■ **Exercise brief**: Each entry below should be written out exactly as it is, with no pictures.

☆ ☆ ☆ ☆ ☆ ☆ ☆

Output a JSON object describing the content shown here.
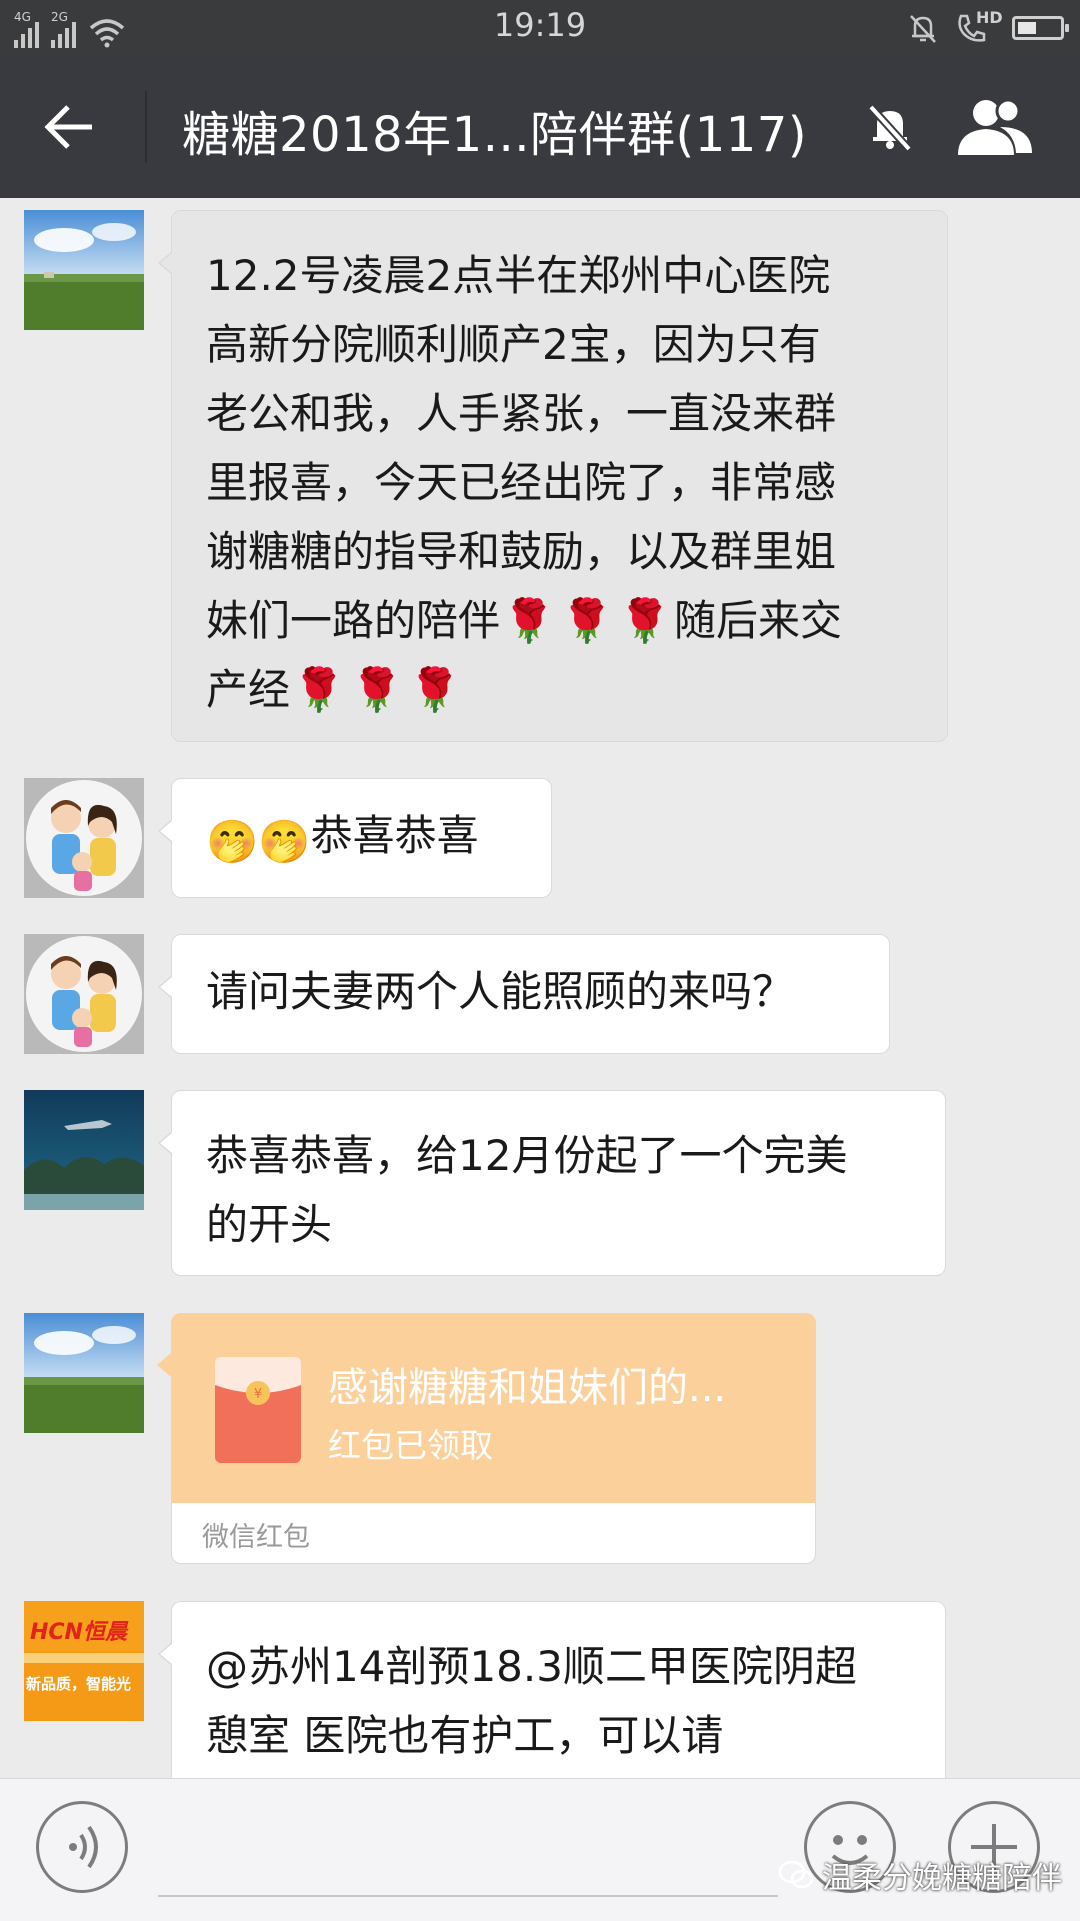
{
  "status_bar": {
    "time": "19:19",
    "network_1": "4G",
    "network_2": "2G",
    "right_label": "HD",
    "battery_level": 0.45
  },
  "header": {
    "title": "糖糖2018年1...陪伴群(117)",
    "icons": [
      "back-arrow-icon",
      "mute-bell-icon",
      "group-members-icon"
    ]
  },
  "messages": [
    {
      "type": "text",
      "avatar": "landscape-avatar",
      "lines": [
        "12.2号凌晨2点半在郑州中心医院",
        "高新分院顺利顺产2宝，因为只有",
        "老公和我，人手紧张，一直没来群",
        "里报喜，今天已经出院了，非常感",
        "谢糖糖的指导和鼓励，以及群里姐",
        "妹们一路的陪伴🌹🌹🌹随后来交",
        "产经🌹🌹🌹"
      ],
      "line_parts": {
        "l6": "妹们一路的陪伴",
        "l6_tail": "随后来交",
        "l7": "产经"
      }
    },
    {
      "type": "text",
      "avatar": "family-cartoon-avatar",
      "text": "恭喜恭喜",
      "emoji_prefix": "🤭🤭"
    },
    {
      "type": "text",
      "avatar": "family-cartoon-avatar",
      "text": "请问夫妻两个人能照顾的来吗？"
    },
    {
      "type": "text",
      "avatar": "aquarium-avatar",
      "lines": [
        "恭喜恭喜，给12月份起了一个完美",
        "的开头"
      ]
    },
    {
      "type": "red_packet",
      "avatar": "landscape-avatar",
      "title": "感谢糖糖和姐妹们的...",
      "status": "红包已领取",
      "label": "微信红包"
    },
    {
      "type": "text",
      "avatar": "hcn-logo-avatar",
      "lines": [
        "@苏州14剖预18.3顺二甲医院阴超",
        "憩室 医院也有护工，可以请"
      ]
    }
  ],
  "avatar_text": {
    "hcn_logo": "HCN恒晨",
    "hcn_slogan": "新品质，智能光"
  },
  "input_bar": {
    "watermark": "温柔分娩糖糖陪伴"
  },
  "colors": {
    "chat_bg": "#ebebeb",
    "header_bg": "#393a3f",
    "red_packet": "#fcd09a",
    "bubble": "#ffffff"
  }
}
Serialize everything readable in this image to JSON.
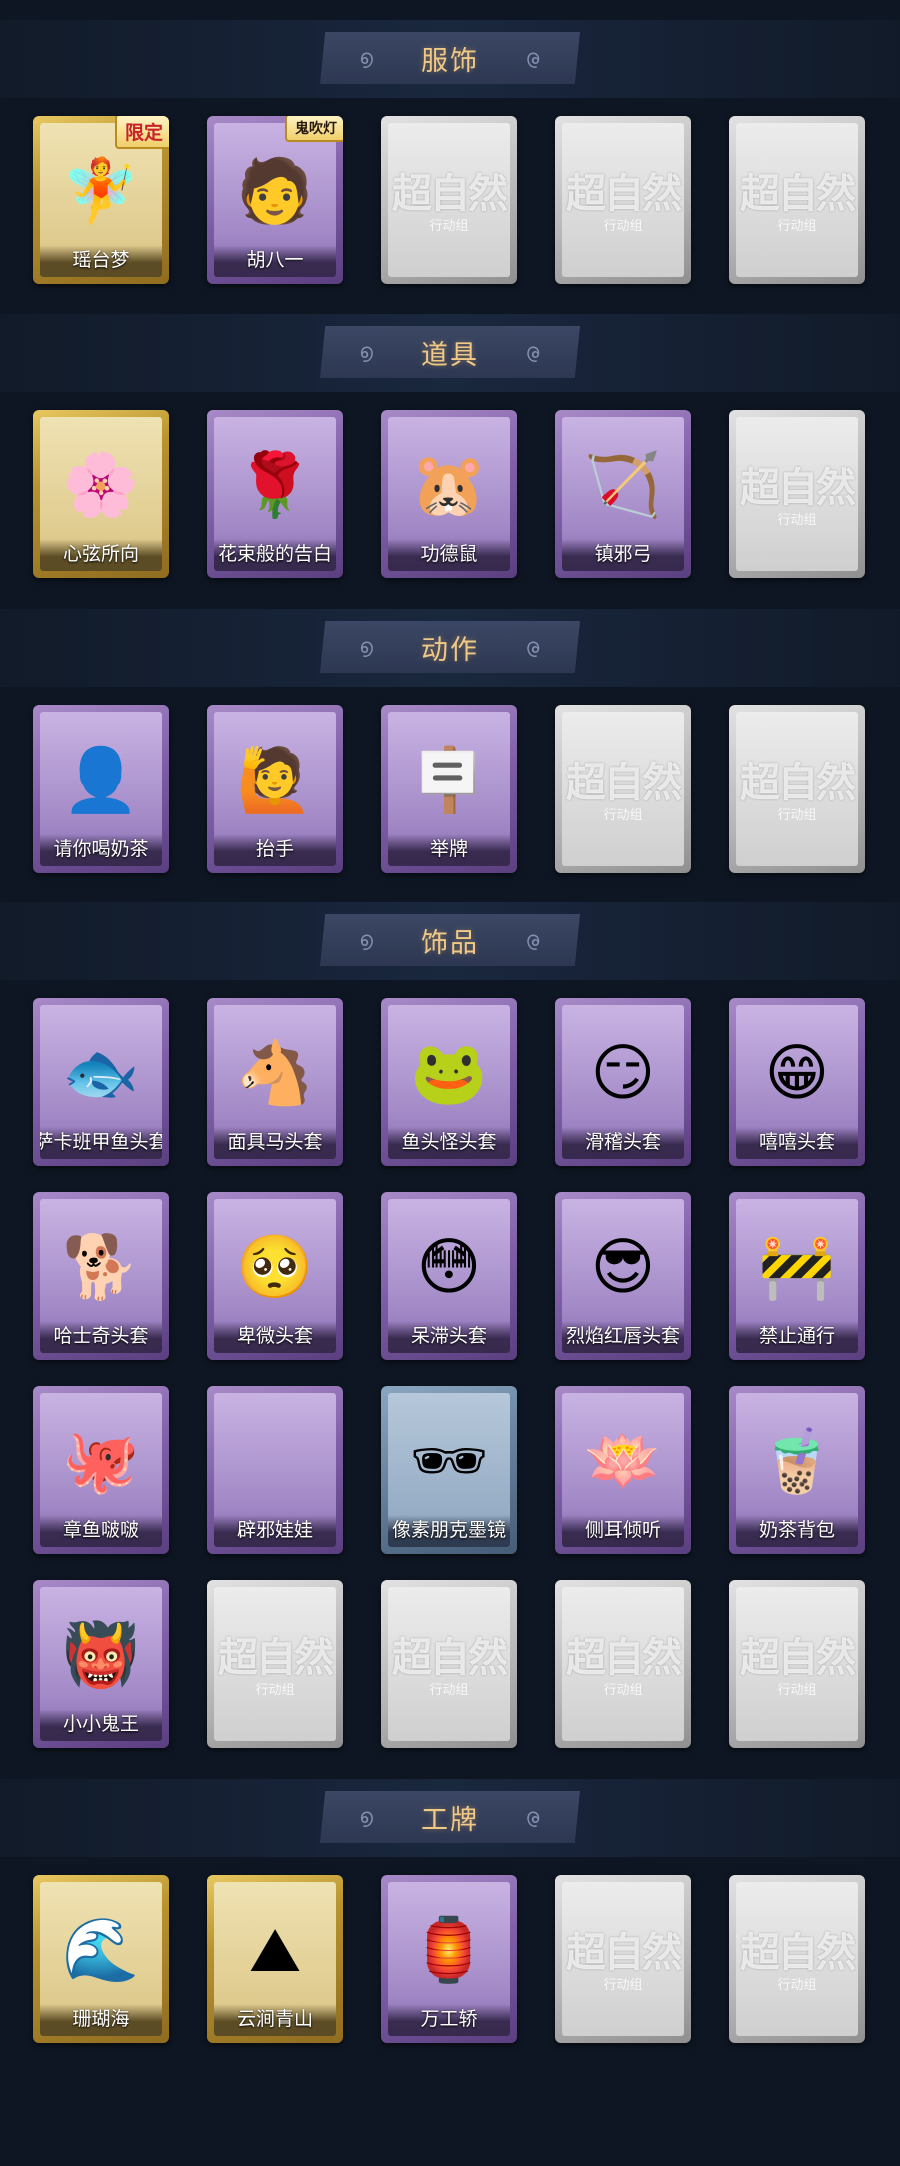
{
  "watermark": {
    "main": "超自然",
    "sub": "行动组"
  },
  "sections": [
    {
      "title": "服饰",
      "cards": [
        {
          "label": "瑶台梦",
          "rarity": "gold",
          "icon": "dress-figure",
          "glyph": "🧚",
          "badge": "限定"
        },
        {
          "label": "胡八一",
          "rarity": "purple",
          "icon": "character-portrait",
          "glyph": "🧑",
          "badge": "鬼吹灯"
        },
        {
          "label": "",
          "rarity": "empty"
        },
        {
          "label": "",
          "rarity": "empty"
        },
        {
          "label": "",
          "rarity": "empty"
        }
      ]
    },
    {
      "title": "道具",
      "cards": [
        {
          "label": "心弦所向",
          "rarity": "gold",
          "icon": "flower-bow",
          "glyph": "🌸"
        },
        {
          "label": "花束般的告白",
          "rarity": "purple",
          "icon": "rose",
          "glyph": "🌹"
        },
        {
          "label": "功德鼠",
          "rarity": "purple",
          "icon": "hamster",
          "glyph": "🐹"
        },
        {
          "label": "镇邪弓",
          "rarity": "purple",
          "icon": "bow",
          "glyph": "🏹"
        },
        {
          "label": "",
          "rarity": "empty"
        }
      ]
    },
    {
      "title": "动作",
      "cards": [
        {
          "label": "请你喝奶茶",
          "rarity": "purple",
          "icon": "person-with-sign",
          "glyph": "👤"
        },
        {
          "label": "抬手",
          "rarity": "purple",
          "icon": "raise-hand",
          "glyph": "🙋"
        },
        {
          "label": "举牌",
          "rarity": "purple",
          "icon": "hold-sign",
          "glyph": "🪧"
        },
        {
          "label": "",
          "rarity": "empty"
        },
        {
          "label": "",
          "rarity": "empty"
        }
      ]
    },
    {
      "title": "饰品",
      "cards": [
        {
          "label": "萨卡班甲鱼头套",
          "rarity": "purple",
          "icon": "fish-head",
          "glyph": "🐟"
        },
        {
          "label": "面具马头套",
          "rarity": "purple",
          "icon": "horse-head",
          "glyph": "🐴"
        },
        {
          "label": "鱼头怪头套",
          "rarity": "purple",
          "icon": "fish-monster",
          "glyph": "🐸"
        },
        {
          "label": "滑稽头套",
          "rarity": "purple",
          "icon": "funny-face",
          "glyph": "😏"
        },
        {
          "label": "嘻嘻头套",
          "rarity": "purple",
          "icon": "grin-face",
          "glyph": "😁"
        },
        {
          "label": "哈士奇头套",
          "rarity": "purple",
          "icon": "husky",
          "glyph": "🐕"
        },
        {
          "label": "卑微头套",
          "rarity": "purple",
          "icon": "humble-face",
          "glyph": "🥺"
        },
        {
          "label": "呆滞头套",
          "rarity": "purple",
          "icon": "dazed-face",
          "glyph": "😳"
        },
        {
          "label": "烈焰红唇头套",
          "rarity": "purple",
          "icon": "pikachu-glasses",
          "glyph": "😎"
        },
        {
          "label": "禁止通行",
          "rarity": "purple",
          "icon": "traffic-cone",
          "glyph": "🚧"
        },
        {
          "label": "章鱼啵啵",
          "rarity": "purple",
          "icon": "octopus",
          "glyph": "🐙"
        },
        {
          "label": "辟邪娃娃",
          "rarity": "purple",
          "icon": "doll",
          "glyph": ""
        },
        {
          "label": "像素朋克墨镜",
          "rarity": "blue",
          "icon": "pixel-sunglasses",
          "glyph": "🕶"
        },
        {
          "label": "侧耳倾听",
          "rarity": "purple",
          "icon": "lotus-wreath",
          "glyph": "🪷"
        },
        {
          "label": "奶茶背包",
          "rarity": "purple",
          "icon": "milk-tea-bag",
          "glyph": "🧋"
        },
        {
          "label": "小小鬼王",
          "rarity": "purple",
          "icon": "chibi-king",
          "glyph": "👹"
        },
        {
          "label": "",
          "rarity": "empty"
        },
        {
          "label": "",
          "rarity": "empty"
        },
        {
          "label": "",
          "rarity": "empty"
        },
        {
          "label": "",
          "rarity": "empty"
        }
      ]
    },
    {
      "title": "工牌",
      "cards": [
        {
          "label": "珊瑚海",
          "rarity": "gold",
          "icon": "ocean-badge",
          "glyph": "🌊"
        },
        {
          "label": "云涧青山",
          "rarity": "gold",
          "icon": "mountain-badge",
          "glyph": "⛰"
        },
        {
          "label": "万工轿",
          "rarity": "purple",
          "icon": "sedan-badge",
          "glyph": "🏮"
        },
        {
          "label": "",
          "rarity": "empty"
        },
        {
          "label": "",
          "rarity": "empty"
        }
      ]
    }
  ]
}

☆ ☆ ☆ ☆ ☆ ☆ ☆

■ **Exercise response**:
Output a JSON object describing the content shown here.
{
  "status_bar": {
    "time": "19:19",
    "network_1": "4G",
    "network_2": "2G",
    "right_label": "HD",
    "battery_level": 0.45
  },
  "header": {
    "title": "糖糖2018年1...陪伴群(117)",
    "icons": [
      "back-arrow-icon",
      "mute-bell-icon",
      "group-members-icon"
    ]
  },
  "messages": [
    {
      "type": "text",
      "avatar": "landscape-avatar",
      "lines": [
        "12.2号凌晨2点半在郑州中心医院",
        "高新分院顺利顺产2宝，因为只有",
        "老公和我，人手紧张，一直没来群",
        "里报喜，今天已经出院了，非常感",
        "谢糖糖的指导和鼓励，以及群里姐",
        "妹们一路的陪伴🌹🌹🌹随后来交",
        "产经🌹🌹🌹"
      ],
      "line_parts": {
        "l6": "妹们一路的陪伴",
        "l6_tail": "随后来交",
        "l7": "产经"
      }
    },
    {
      "type": "text",
      "avatar": "family-cartoon-avatar",
      "text": "恭喜恭喜",
      "emoji_prefix": "🤭🤭"
    },
    {
      "type": "text",
      "avatar": "family-cartoon-avatar",
      "text": "请问夫妻两个人能照顾的来吗？"
    },
    {
      "type": "text",
      "avatar": "aquarium-avatar",
      "lines": [
        "恭喜恭喜，给12月份起了一个完美",
        "的开头"
      ]
    },
    {
      "type": "red_packet",
      "avatar": "landscape-avatar",
      "title": "感谢糖糖和姐妹们的...",
      "status": "红包已领取",
      "label": "微信红包"
    },
    {
      "type": "text",
      "avatar": "hcn-logo-avatar",
      "lines": [
        "@苏州14剖预18.3顺二甲医院阴超",
        "憩室 医院也有护工，可以请"
      ]
    }
  ],
  "avatar_text": {
    "hcn_logo": "HCN恒晨",
    "hcn_slogan": "新品质，智能光"
  },
  "input_bar": {
    "watermark": "温柔分娩糖糖陪伴"
  },
  "colors": {
    "chat_bg": "#ebebeb",
    "header_bg": "#393a3f",
    "red_packet": "#fcd09a",
    "bubble": "#ffffff"
  }
}
Serialize everything readable in this image to JSON.
{
  "watermark": {
    "main": "超自然",
    "sub": "行动组"
  },
  "sections": [
    {
      "title": "服饰",
      "cards": [
        {
          "label": "瑶台梦",
          "rarity": "gold",
          "icon": "dress-figure",
          "glyph": "🧚",
          "badge": "限定"
        },
        {
          "label": "胡八一",
          "rarity": "purple",
          "icon": "character-portrait",
          "glyph": "🧑",
          "badge": "鬼吹灯"
        },
        {
          "label": "",
          "rarity": "empty"
        },
        {
          "label": "",
          "rarity": "empty"
        },
        {
          "label": "",
          "rarity": "empty"
        }
      ]
    },
    {
      "title": "道具",
      "cards": [
        {
          "label": "心弦所向",
          "rarity": "gold",
          "icon": "flower-bow",
          "glyph": "🌸"
        },
        {
          "label": "花束般的告白",
          "rarity": "purple",
          "icon": "rose",
          "glyph": "🌹"
        },
        {
          "label": "功德鼠",
          "rarity": "purple",
          "icon": "hamster",
          "glyph": "🐹"
        },
        {
          "label": "镇邪弓",
          "rarity": "purple",
          "icon": "bow",
          "glyph": "🏹"
        },
        {
          "label": "",
          "rarity": "empty"
        }
      ]
    },
    {
      "title": "动作",
      "cards": [
        {
          "label": "请你喝奶茶",
          "rarity": "purple",
          "icon": "person-with-sign",
          "glyph": "👤"
        },
        {
          "label": "抬手",
          "rarity": "purple",
          "icon": "raise-hand",
          "glyph": "🙋"
        },
        {
          "label": "举牌",
          "rarity": "purple",
          "icon": "hold-sign",
          "glyph": "🪧"
        },
        {
          "label": "",
          "rarity": "empty"
        },
        {
          "label": "",
          "rarity": "empty"
        }
      ]
    },
    {
      "title": "饰品",
      "cards": [
        {
          "label": "萨卡班甲鱼头套",
          "rarity": "purple",
          "icon": "fish-head",
          "glyph": "🐟"
        },
        {
          "label": "面具马头套",
          "rarity": "purple",
          "icon": "horse-head",
          "glyph": "🐴"
        },
        {
          "label": "鱼头怪头套",
          "rarity": "purple",
          "icon": "fish-monster",
          "glyph": "🐸"
        },
        {
          "label": "滑稽头套",
          "rarity": "purple",
          "icon": "funny-face",
          "glyph": "😏"
        },
        {
          "label": "嘻嘻头套",
          "rarity": "purple",
          "icon": "grin-face",
          "glyph": "😁"
        },
        {
          "label": "哈士奇头套",
          "rarity": "purple",
          "icon": "husky",
          "glyph": "🐕"
        },
        {
          "label": "卑微头套",
          "rarity": "purple",
          "icon": "humble-face",
          "glyph": "🥺"
        },
        {
          "label": "呆滞头套",
          "rarity": "purple",
          "icon": "dazed-face",
          "glyph": "😳"
        },
        {
          "label": "烈焰红唇头套",
          "rarity": "purple",
          "icon": "pikachu-glasses",
          "glyph": "😎"
        },
        {
          "label": "禁止通行",
          "rarity": "purple",
          "icon": "traffic-cone",
          "glyph": "🚧"
        },
        {
          "label": "章鱼啵啵",
          "rarity": "purple",
          "icon": "octopus",
          "glyph": "🐙"
        },
        {
          "label": "辟邪娃娃",
          "rarity": "purple",
          "icon": "doll",
          "glyph": ""
        },
        {
          "label": "像素朋克墨镜",
          "rarity": "blue",
          "icon": "pixel-sunglasses",
          "glyph": "🕶"
        },
        {
          "label": "侧耳倾听",
          "rarity": "purple",
          "icon": "lotus-wreath",
          "glyph": "🪷"
        },
        {
          "label": "奶茶背包",
          "rarity": "purple",
          "icon": "milk-tea-bag",
          "glyph": "🧋"
        },
        {
          "label": "小小鬼王",
          "rarity": "purple",
          "icon": "chibi-king",
          "glyph": "👹"
        },
        {
          "label": "",
          "rarity": "empty"
        },
        {
          "label": "",
          "rarity": "empty"
        },
        {
          "label": "",
          "rarity": "empty"
        },
        {
          "label": "",
          "rarity": "empty"
        }
      ]
    },
    {
      "title": "工牌",
      "cards": [
        {
          "label": "珊瑚海",
          "rarity": "gold",
          "icon": "ocean-badge",
          "glyph": "🌊"
        },
        {
          "label": "云涧青山",
          "rarity": "gold",
          "icon": "mountain-badge",
          "glyph": "⛰"
        },
        {
          "label": "万工轿",
          "rarity": "purple",
          "icon": "sedan-badge",
          "glyph": "🏮"
        },
        {
          "label": "",
          "rarity": "empty"
        },
        {
          "label": "",
          "rarity": "empty"
        }
      ]
    }
  ]
}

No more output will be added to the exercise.